**Record set:**
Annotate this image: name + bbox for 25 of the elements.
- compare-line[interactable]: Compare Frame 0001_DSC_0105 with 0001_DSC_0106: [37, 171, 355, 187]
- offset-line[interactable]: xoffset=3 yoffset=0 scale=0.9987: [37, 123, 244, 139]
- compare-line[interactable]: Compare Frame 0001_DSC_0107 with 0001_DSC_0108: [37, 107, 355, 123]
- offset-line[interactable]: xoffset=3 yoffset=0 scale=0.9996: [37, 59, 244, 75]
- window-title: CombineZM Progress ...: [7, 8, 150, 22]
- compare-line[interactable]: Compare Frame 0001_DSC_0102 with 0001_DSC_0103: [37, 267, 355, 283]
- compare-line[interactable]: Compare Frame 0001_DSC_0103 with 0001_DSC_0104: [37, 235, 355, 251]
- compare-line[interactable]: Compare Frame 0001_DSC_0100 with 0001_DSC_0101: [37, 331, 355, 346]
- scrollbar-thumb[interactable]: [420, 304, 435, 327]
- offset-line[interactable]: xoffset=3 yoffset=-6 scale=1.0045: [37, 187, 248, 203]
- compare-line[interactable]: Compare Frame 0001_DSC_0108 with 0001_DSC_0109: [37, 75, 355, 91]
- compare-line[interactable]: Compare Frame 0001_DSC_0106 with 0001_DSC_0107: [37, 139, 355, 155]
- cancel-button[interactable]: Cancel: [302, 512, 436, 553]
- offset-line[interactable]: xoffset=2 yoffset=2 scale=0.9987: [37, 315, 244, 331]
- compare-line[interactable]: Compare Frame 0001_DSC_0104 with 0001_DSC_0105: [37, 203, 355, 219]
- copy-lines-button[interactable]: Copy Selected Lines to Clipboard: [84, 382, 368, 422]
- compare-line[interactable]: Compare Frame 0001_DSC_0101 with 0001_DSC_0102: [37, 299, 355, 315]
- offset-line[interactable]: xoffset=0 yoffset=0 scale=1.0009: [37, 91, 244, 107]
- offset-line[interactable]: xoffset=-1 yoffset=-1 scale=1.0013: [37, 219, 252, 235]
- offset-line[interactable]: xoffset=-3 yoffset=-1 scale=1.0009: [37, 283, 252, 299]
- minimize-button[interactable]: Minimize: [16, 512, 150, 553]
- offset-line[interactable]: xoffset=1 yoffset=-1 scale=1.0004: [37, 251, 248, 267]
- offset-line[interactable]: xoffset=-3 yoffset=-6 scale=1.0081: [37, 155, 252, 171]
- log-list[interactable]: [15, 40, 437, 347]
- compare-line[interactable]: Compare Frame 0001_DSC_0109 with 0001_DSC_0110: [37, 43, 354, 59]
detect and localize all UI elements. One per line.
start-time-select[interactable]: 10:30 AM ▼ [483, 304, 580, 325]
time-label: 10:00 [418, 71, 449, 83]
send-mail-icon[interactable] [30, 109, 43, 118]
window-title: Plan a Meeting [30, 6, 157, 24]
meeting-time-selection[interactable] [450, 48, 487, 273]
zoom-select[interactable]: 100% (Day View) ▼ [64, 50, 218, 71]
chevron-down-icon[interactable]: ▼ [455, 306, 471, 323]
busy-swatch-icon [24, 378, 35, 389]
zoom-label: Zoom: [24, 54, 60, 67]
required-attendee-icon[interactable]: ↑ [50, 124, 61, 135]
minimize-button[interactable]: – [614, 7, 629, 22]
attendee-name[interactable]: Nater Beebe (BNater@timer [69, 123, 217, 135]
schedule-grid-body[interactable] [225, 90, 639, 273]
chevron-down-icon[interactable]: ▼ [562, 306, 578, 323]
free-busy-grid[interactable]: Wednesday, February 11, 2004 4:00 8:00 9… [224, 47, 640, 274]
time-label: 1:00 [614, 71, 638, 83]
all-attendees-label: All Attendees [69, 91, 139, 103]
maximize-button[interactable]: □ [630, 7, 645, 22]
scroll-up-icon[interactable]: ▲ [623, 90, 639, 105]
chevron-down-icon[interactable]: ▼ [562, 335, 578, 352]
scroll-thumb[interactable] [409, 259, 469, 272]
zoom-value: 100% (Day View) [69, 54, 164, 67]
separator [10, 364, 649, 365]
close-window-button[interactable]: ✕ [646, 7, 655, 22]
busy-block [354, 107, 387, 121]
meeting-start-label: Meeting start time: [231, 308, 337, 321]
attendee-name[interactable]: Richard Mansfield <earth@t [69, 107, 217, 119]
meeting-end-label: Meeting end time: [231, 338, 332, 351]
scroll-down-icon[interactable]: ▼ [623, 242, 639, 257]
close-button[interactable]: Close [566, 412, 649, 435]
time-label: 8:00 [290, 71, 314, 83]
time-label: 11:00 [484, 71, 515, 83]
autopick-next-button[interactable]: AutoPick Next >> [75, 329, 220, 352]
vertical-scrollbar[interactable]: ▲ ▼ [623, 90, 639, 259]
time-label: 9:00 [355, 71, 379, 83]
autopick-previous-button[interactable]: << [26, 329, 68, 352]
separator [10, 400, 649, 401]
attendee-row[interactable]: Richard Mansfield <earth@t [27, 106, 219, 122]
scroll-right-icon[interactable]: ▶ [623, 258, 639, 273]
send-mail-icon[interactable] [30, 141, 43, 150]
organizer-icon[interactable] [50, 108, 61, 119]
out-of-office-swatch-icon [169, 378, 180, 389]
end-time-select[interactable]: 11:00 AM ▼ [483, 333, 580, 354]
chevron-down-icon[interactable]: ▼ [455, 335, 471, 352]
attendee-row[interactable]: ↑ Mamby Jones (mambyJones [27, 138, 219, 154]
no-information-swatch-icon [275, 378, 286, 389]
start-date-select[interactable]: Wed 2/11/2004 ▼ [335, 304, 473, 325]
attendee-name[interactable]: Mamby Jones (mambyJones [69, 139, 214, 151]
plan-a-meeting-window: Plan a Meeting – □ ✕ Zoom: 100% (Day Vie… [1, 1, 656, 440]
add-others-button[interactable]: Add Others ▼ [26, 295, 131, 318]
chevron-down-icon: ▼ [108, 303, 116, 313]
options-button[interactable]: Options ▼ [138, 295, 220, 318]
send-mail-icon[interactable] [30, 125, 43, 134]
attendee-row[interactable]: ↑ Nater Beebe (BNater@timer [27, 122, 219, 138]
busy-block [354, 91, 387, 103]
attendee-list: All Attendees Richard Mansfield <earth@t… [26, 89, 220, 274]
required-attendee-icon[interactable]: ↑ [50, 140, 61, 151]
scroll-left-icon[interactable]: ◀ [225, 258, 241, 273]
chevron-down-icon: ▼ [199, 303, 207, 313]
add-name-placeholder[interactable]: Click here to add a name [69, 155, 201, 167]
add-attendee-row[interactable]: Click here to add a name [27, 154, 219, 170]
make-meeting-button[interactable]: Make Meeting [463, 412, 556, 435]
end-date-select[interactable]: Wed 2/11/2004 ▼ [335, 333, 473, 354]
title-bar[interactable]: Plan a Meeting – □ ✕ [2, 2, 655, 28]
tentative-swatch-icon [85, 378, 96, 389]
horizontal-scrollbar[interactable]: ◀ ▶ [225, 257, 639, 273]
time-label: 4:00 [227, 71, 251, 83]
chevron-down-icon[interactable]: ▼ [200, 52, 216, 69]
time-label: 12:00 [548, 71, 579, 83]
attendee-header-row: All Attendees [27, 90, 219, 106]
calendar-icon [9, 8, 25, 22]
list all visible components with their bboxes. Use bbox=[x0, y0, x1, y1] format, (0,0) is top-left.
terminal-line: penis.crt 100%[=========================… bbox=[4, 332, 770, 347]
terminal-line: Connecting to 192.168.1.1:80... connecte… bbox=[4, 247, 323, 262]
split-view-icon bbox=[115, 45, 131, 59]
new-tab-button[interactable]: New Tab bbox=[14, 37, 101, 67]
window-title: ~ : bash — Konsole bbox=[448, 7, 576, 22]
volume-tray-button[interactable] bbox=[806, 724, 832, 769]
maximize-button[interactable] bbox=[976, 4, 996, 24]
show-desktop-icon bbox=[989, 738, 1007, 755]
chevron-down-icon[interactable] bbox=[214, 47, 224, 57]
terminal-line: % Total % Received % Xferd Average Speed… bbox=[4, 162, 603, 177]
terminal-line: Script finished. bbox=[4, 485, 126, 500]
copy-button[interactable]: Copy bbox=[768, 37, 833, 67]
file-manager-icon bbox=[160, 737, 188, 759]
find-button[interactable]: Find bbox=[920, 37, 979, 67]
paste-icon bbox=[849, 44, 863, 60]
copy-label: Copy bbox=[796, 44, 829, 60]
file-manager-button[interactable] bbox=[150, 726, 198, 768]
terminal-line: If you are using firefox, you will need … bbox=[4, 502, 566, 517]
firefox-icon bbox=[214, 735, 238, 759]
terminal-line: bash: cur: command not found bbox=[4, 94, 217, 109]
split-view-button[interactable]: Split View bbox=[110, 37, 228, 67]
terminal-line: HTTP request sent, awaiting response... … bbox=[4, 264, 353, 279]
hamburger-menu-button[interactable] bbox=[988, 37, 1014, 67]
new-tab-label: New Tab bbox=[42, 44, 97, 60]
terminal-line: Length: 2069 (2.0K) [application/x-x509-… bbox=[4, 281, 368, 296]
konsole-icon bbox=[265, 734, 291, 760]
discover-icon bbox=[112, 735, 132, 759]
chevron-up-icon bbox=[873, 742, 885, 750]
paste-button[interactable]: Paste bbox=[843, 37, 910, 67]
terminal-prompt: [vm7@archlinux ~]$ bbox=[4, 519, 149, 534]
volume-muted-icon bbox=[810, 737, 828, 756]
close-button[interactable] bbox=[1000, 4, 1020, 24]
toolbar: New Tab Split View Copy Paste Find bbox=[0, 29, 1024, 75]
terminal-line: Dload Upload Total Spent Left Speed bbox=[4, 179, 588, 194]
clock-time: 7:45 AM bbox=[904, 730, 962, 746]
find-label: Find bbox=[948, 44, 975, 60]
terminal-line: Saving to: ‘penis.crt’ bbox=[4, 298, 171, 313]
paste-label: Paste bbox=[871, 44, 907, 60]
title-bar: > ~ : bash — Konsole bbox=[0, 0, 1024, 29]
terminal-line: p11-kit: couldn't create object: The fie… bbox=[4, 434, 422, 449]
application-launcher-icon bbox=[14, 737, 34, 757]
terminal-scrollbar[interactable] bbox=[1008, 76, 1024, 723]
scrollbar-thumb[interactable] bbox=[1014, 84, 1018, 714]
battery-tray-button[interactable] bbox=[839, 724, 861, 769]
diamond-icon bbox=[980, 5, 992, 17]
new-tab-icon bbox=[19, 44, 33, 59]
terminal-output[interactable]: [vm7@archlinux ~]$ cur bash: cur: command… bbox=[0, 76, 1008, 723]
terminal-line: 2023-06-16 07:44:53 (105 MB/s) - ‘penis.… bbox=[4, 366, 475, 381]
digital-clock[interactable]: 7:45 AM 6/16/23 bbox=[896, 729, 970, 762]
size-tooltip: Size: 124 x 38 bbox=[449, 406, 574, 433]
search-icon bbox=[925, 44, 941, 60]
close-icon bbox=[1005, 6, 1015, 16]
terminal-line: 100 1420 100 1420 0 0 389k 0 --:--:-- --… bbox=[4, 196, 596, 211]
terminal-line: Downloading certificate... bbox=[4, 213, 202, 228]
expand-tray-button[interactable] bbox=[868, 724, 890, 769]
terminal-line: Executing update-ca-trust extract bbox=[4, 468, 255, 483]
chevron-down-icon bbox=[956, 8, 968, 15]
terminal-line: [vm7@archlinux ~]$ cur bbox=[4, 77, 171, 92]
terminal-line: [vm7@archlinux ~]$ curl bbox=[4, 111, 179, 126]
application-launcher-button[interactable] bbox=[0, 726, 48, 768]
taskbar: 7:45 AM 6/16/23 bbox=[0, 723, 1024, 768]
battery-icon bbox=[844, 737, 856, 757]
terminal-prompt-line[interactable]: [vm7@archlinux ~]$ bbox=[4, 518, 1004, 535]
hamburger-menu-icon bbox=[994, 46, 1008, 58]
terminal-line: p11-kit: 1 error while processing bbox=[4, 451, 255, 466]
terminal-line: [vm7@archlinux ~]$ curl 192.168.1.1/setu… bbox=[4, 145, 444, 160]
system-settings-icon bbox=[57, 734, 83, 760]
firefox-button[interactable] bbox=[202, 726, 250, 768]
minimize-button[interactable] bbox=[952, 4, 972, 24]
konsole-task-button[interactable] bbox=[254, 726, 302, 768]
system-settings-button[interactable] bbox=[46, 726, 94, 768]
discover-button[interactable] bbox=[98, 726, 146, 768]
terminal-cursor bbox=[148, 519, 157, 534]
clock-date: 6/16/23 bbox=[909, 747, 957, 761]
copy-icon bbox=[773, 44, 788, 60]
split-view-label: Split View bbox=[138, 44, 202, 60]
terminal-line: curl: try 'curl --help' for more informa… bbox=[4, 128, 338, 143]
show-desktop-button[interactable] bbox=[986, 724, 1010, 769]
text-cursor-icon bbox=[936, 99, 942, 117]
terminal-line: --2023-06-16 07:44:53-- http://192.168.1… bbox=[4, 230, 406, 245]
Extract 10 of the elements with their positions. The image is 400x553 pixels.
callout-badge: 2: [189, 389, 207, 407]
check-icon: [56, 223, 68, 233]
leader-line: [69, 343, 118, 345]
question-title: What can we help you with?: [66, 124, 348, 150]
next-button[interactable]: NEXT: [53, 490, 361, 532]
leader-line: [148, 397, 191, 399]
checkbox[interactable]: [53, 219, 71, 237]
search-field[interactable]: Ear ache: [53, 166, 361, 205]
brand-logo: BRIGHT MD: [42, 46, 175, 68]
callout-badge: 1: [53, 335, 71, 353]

**Stated exercise:** Reproduce the material word for word, from its first line through the line containing "- compare-line[interactable]: Compare Frame 0001_DSC_0106", with both of those lines included.

**Answer to this task:**
Annotate this image: name + bbox for 25 of the elements.
- compare-line[interactable]: Compare Frame 0001_DSC_0105 with 0001_DSC_0106: [37, 171, 355, 187]
- offset-line[interactable]: xoffset=3 yoffset=0 scale=0.9987: [37, 123, 244, 139]
- compare-line[interactable]: Compare Frame 0001_DSC_0107 with 0001_DSC_0108: [37, 107, 355, 123]
- offset-line[interactable]: xoffset=3 yoffset=0 scale=0.9996: [37, 59, 244, 75]
- window-title: CombineZM Progress ...: [7, 8, 150, 22]
- compare-line[interactable]: Compare Frame 0001_DSC_0102 with 0001_DSC_0103: [37, 267, 355, 283]
- compare-line[interactable]: Compare Frame 0001_DSC_0103 with 0001_DSC_0104: [37, 235, 355, 251]
- compare-line[interactable]: Compare Frame 0001_DSC_0100 with 0001_DSC_0101: [37, 331, 355, 346]
- scrollbar-thumb[interactable]: [420, 304, 435, 327]
- offset-line[interactable]: xoffset=3 yoffset=-6 scale=1.0045: [37, 187, 248, 203]
- compare-line[interactable]: Compare Frame 0001_DSC_0108 with 0001_DSC_0109: [37, 75, 355, 91]
- compare-line[interactable]: Compare Frame 0001_DSC_0106 with 0001_DSC_0107: [37, 139, 355, 155]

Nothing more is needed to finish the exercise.